__Instructions for the task__: Quote all lines below exactly. Images stay out.
[Start of Dataset rows]
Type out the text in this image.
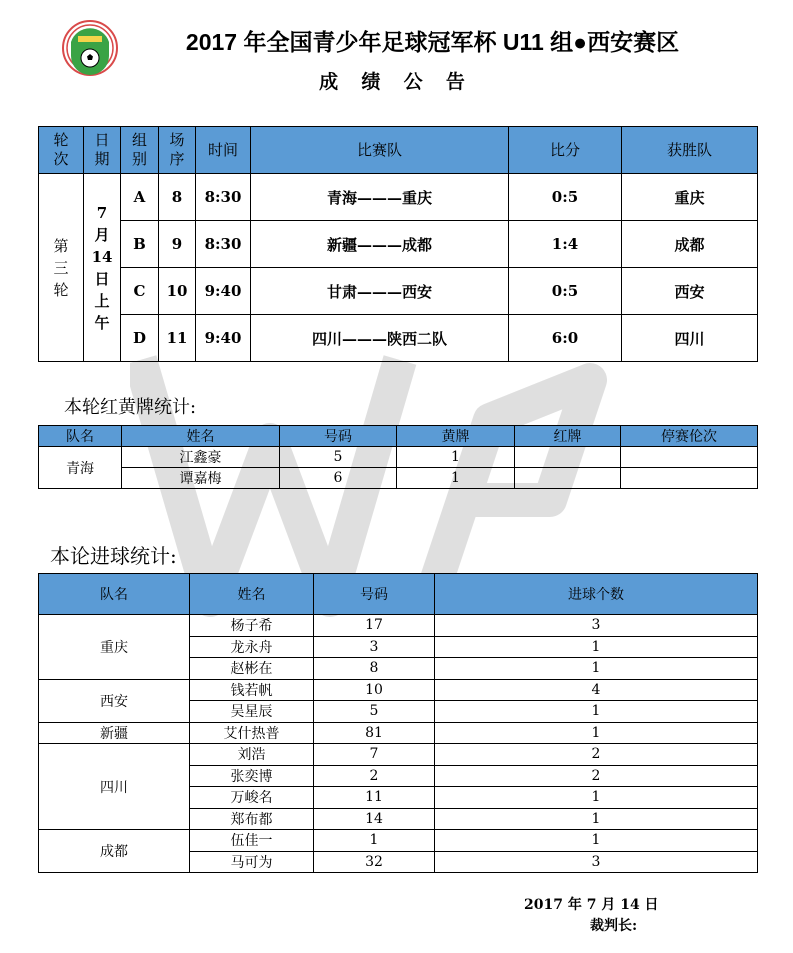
2017 年全国青少年足球冠军杯 U11 组●西安赛区
成 绩 公 告
轮
次	日
期	组
别	场
序	时间	比赛队	比分	获胜队
第
三
轮	7
月
14
日
上
午	A	8	8:30	青海———重庆	0:5	重庆
		B	9	8:30	新疆———成都	1:4	成都
		C	10	9:40	甘肃———西安	0:5	西安
		D	11	9:40	四川———陕西二队	6:0	四川
本轮红黄牌统计:
队名	姓名	号码	黄牌	红牌	停赛伦次
青海	江鑫豪	5	1		
	谭嘉梅	6	1		
本论进球统计:
队名	姓名	号码	进球个数
重庆	杨子希	17	3
	龙永舟	3	1
	赵彬在	8	1
西安	钱若帆	10	4
	吴星辰	5	1
新疆	艾什热普	81	1
四川	刘浩	7	2
	张奕博	2	2
	万峻名	11	1
	郑布都	14	1
成都	伍佳一	1	1
	马可为	32	3
2017 年 7 月 14 日
裁判长:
[End of Dataset rows]
__Answer for the task__:
Type out the text in this image.
2017 年全国青少年足球冠军杯 U11 组●西安赛区
成 绩 公 告
轮
次	日
期	组
别	场
序	时间	比赛队	比分	获胜队
第
三
轮	7
月
14
日
上
午	A	8	8:30	青海———重庆	0:5	重庆
		B	9	8:30	新疆———成都	1:4	成都
		C	10	9:40	甘肃———西安	0:5	西安
		D	11	9:40	四川———陕西二队	6:0	四川
本轮红黄牌统计:
队名	姓名	号码	黄牌	红牌	停赛伦次
青海	江鑫豪	5	1		
	谭嘉梅	6	1		
本论进球统计:
队名	姓名	号码	进球个数
重庆	杨子希	17	3
	龙永舟	3	1
	赵彬在	8	1
西安	钱若帆	10	4
	吴星辰	5	1
新疆	艾什热普	81	1
四川	刘浩	7	2
	张奕博	2	2
	万峻名	11	1
	郑布都	14	1
成都	伍佳一	1	1
	马可为	32	3
2017 年 7 月 14 日
裁判长:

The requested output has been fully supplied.